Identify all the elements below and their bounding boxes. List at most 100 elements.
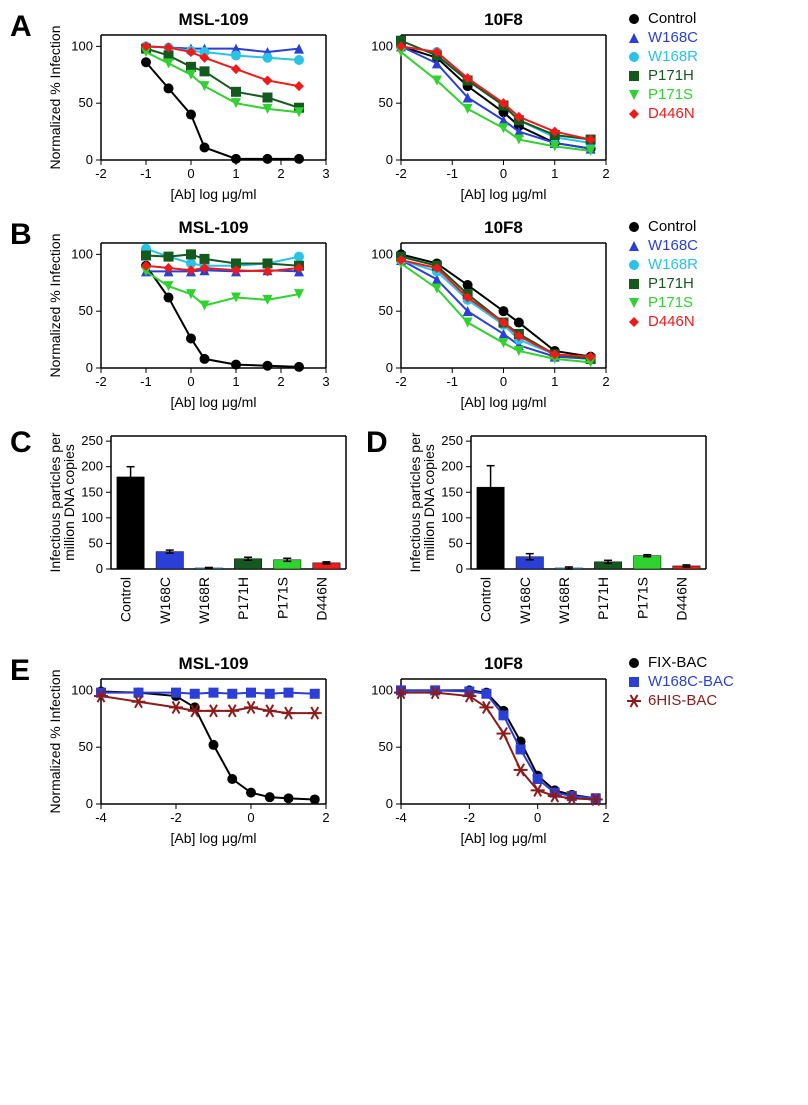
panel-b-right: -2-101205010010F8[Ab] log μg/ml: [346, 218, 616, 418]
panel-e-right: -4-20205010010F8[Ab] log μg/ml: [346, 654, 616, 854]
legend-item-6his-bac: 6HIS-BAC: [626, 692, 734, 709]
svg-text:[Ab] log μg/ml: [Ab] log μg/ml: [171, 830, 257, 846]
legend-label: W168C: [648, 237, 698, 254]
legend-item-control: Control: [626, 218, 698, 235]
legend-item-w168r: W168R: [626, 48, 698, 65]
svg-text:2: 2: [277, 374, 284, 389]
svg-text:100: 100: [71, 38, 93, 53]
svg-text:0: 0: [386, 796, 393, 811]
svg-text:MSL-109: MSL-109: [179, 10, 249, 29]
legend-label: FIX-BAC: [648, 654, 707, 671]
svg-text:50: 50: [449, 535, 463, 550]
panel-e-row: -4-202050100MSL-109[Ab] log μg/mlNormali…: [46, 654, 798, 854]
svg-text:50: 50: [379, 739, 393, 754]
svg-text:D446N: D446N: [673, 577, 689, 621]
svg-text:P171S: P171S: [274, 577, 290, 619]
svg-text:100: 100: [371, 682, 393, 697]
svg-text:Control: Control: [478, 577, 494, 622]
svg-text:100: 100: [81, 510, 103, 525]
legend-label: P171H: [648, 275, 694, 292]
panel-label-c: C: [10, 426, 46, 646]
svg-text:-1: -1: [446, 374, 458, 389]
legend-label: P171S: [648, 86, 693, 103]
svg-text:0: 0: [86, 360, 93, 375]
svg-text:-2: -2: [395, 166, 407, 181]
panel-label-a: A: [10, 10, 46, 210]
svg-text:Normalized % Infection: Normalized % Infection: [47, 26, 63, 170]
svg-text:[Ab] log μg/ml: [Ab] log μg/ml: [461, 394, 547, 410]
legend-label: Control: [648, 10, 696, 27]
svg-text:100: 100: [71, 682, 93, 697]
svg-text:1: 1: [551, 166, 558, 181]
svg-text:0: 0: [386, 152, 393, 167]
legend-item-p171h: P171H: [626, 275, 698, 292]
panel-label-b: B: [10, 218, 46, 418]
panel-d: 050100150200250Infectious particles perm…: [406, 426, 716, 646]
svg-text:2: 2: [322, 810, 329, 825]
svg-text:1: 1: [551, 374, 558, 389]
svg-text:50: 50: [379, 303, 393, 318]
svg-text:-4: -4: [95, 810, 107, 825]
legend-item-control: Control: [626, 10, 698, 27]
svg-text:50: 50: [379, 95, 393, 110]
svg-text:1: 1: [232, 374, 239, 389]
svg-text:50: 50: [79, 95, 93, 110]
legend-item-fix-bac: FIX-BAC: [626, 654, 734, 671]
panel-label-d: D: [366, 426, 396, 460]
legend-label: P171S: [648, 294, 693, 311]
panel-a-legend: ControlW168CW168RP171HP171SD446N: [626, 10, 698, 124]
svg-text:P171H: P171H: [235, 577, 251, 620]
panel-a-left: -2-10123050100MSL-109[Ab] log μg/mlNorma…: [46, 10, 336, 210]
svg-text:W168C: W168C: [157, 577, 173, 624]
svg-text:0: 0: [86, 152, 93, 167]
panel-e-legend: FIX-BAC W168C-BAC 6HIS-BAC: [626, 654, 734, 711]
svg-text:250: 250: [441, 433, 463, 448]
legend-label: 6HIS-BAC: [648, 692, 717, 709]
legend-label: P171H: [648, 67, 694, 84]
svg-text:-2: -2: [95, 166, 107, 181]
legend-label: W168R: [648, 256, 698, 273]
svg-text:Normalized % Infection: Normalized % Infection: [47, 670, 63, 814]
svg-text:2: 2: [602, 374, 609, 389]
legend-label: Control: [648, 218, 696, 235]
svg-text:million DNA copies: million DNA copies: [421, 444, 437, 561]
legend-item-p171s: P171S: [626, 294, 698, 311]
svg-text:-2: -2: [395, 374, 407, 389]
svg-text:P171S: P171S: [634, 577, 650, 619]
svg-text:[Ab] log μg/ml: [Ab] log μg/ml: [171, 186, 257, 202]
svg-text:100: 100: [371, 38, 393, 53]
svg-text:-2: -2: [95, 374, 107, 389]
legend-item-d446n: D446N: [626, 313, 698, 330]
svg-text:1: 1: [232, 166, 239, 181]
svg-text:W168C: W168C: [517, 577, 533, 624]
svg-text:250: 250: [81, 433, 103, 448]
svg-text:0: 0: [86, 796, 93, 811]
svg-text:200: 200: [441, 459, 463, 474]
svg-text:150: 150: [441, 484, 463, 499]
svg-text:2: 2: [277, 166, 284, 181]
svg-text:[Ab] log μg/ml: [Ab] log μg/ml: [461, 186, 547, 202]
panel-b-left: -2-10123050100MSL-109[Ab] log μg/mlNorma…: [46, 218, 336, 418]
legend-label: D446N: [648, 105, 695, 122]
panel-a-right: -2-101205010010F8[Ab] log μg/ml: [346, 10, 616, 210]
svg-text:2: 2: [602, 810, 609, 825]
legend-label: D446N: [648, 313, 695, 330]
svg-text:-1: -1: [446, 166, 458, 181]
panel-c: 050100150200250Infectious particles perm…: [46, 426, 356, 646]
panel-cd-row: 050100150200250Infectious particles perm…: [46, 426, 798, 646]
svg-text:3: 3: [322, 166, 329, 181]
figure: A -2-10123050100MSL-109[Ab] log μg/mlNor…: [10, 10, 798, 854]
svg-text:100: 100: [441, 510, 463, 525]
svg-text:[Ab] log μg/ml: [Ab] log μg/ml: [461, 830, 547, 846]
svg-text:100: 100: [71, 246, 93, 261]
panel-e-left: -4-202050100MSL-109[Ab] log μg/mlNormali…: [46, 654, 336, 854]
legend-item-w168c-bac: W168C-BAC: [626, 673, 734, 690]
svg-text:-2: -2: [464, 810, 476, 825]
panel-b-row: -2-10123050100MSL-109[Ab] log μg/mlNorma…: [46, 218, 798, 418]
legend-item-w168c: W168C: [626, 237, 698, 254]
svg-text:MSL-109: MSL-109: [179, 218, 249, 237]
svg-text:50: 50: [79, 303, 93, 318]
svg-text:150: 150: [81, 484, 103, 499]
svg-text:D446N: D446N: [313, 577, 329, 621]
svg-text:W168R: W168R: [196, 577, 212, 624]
*-*-*
§ **Task statement**
Can you rewrite these records with every "μg/ml" replaced by "μg/mL", leaving everything else unchanged and the pictures out?

§ **Reply to the exercise**
Identify all the elements below and their bounding boxes. List at most 100 elements.
panel-b-right: -2-101205010010F8[Ab] log μg/mL: [346, 218, 616, 418]
panel-e-right: -4-20205010010F8[Ab] log μg/mL: [346, 654, 616, 854]
legend-item-6his-bac: 6HIS-BAC: [626, 692, 734, 709]
svg-text:[Ab] log μg/mL: [Ab] log μg/mL: [171, 830, 257, 846]
legend-label: W168C: [648, 237, 698, 254]
legend-item-control: Control: [626, 218, 698, 235]
legend-item-w168r: W168R: [626, 48, 698, 65]
svg-text:2: 2: [277, 374, 284, 389]
svg-text:100: 100: [71, 38, 93, 53]
svg-text:0: 0: [386, 796, 393, 811]
svg-text:MSL-109: MSL-109: [179, 10, 249, 29]
legend-label: FIX-BAC: [648, 654, 707, 671]
svg-text:50: 50: [449, 535, 463, 550]
panel-e-row: -4-202050100MSL-109[Ab] log μg/mLNormali…: [46, 654, 798, 854]
svg-text:50: 50: [379, 739, 393, 754]
svg-text:D446N: D446N: [673, 577, 689, 621]
svg-text:P171S: P171S: [274, 577, 290, 619]
svg-text:100: 100: [371, 682, 393, 697]
svg-text:Control: Control: [478, 577, 494, 622]
svg-text:100: 100: [81, 510, 103, 525]
legend-label: P171H: [648, 275, 694, 292]
panel-label-c: C: [10, 426, 46, 646]
svg-text:-1: -1: [446, 374, 458, 389]
legend-label: P171S: [648, 86, 693, 103]
svg-text:0: 0: [86, 360, 93, 375]
svg-text:-2: -2: [395, 166, 407, 181]
panel-label-a: A: [10, 10, 46, 210]
svg-text:Normalized % Infection: Normalized % Infection: [47, 26, 63, 170]
svg-text:[Ab] log μg/mL: [Ab] log μg/mL: [461, 394, 547, 410]
legend-label: Control: [648, 10, 696, 27]
svg-text:100: 100: [71, 682, 93, 697]
svg-text:1: 1: [551, 166, 558, 181]
svg-text:0: 0: [386, 152, 393, 167]
legend-item-p171h: P171H: [626, 275, 698, 292]
panel-label-b: B: [10, 218, 46, 418]
panel-d: 050100150200250Infectious particles perm…: [406, 426, 716, 646]
svg-text:2: 2: [322, 810, 329, 825]
svg-text:1: 1: [551, 374, 558, 389]
svg-text:50: 50: [379, 303, 393, 318]
svg-text:-4: -4: [95, 810, 107, 825]
legend-item-control: Control: [626, 10, 698, 27]
svg-text:50: 50: [379, 95, 393, 110]
svg-text:1: 1: [232, 374, 239, 389]
svg-text:50: 50: [79, 95, 93, 110]
legend-item-fix-bac: FIX-BAC: [626, 654, 734, 671]
panel-label-d: D: [366, 426, 396, 460]
legend-label: P171S: [648, 294, 693, 311]
panel-a-legend: ControlW168CW168RP171HP171SD446N: [626, 10, 698, 124]
svg-text:P171H: P171H: [235, 577, 251, 620]
panel-a-left: -2-10123050100MSL-109[Ab] log μg/mLNorma…: [46, 10, 336, 210]
svg-text:W168C: W168C: [157, 577, 173, 624]
svg-text:0: 0: [86, 152, 93, 167]
panel-e-legend: FIX-BAC W168C-BAC 6HIS-BAC: [626, 654, 734, 711]
svg-text:250: 250: [441, 433, 463, 448]
legend-label: 6HIS-BAC: [648, 692, 717, 709]
legend-label: P171H: [648, 67, 694, 84]
svg-text:-2: -2: [95, 166, 107, 181]
legend-label: W168R: [648, 256, 698, 273]
svg-text:Normalized % Infection: Normalized % Infection: [47, 670, 63, 814]
svg-text:2: 2: [602, 374, 609, 389]
legend-label: Control: [648, 218, 696, 235]
svg-text:million DNA copies: million DNA copies: [421, 444, 437, 561]
legend-item-p171s: P171S: [626, 294, 698, 311]
svg-text:-2: -2: [395, 374, 407, 389]
svg-text:P171S: P171S: [634, 577, 650, 619]
svg-text:[Ab] log μg/mL: [Ab] log μg/mL: [171, 186, 257, 202]
svg-text:100: 100: [371, 38, 393, 53]
svg-text:-2: -2: [95, 374, 107, 389]
legend-item-d446n: D446N: [626, 313, 698, 330]
svg-text:1: 1: [232, 166, 239, 181]
svg-text:W168C: W168C: [517, 577, 533, 624]
svg-text:250: 250: [81, 433, 103, 448]
svg-text:0: 0: [86, 796, 93, 811]
svg-text:200: 200: [441, 459, 463, 474]
svg-text:150: 150: [441, 484, 463, 499]
svg-text:2: 2: [277, 166, 284, 181]
svg-text:[Ab] log μg/mL: [Ab] log μg/mL: [461, 186, 547, 202]
panel-b-left: -2-10123050100MSL-109[Ab] log μg/mLNorma…: [46, 218, 336, 418]
legend-label: D446N: [648, 105, 695, 122]
panel-a-right: -2-101205010010F8[Ab] log μg/mL: [346, 10, 616, 210]
svg-text:2: 2: [602, 810, 609, 825]
legend-label: D446N: [648, 313, 695, 330]
svg-text:-1: -1: [446, 166, 458, 181]
panel-c: 050100150200250Infectious particles perm…: [46, 426, 356, 646]
panel-cd-row: 050100150200250Infectious particles perm…: [46, 426, 798, 646]
svg-text:3: 3: [322, 166, 329, 181]
figure: A -2-10123050100MSL-109[Ab] log μg/mLNor…: [10, 10, 798, 854]
svg-text:100: 100: [441, 510, 463, 525]
svg-text:[Ab] log μg/mL: [Ab] log μg/mL: [461, 830, 547, 846]
svg-text:100: 100: [71, 246, 93, 261]
panel-e-left: -4-202050100MSL-109[Ab] log μg/mLNormali…: [46, 654, 336, 854]
legend-item-w168c-bac: W168C-BAC: [626, 673, 734, 690]
svg-text:-2: -2: [464, 810, 476, 825]
panel-b-row: -2-10123050100MSL-109[Ab] log μg/mLNorma…: [46, 218, 798, 418]
legend-item-w168c: W168C: [626, 237, 698, 254]
svg-text:MSL-109: MSL-109: [179, 218, 249, 237]
svg-text:50: 50: [79, 303, 93, 318]
svg-text:150: 150: [81, 484, 103, 499]
svg-text:D446N: D446N: [313, 577, 329, 621]
svg-text:W168R: W168R: [196, 577, 212, 624]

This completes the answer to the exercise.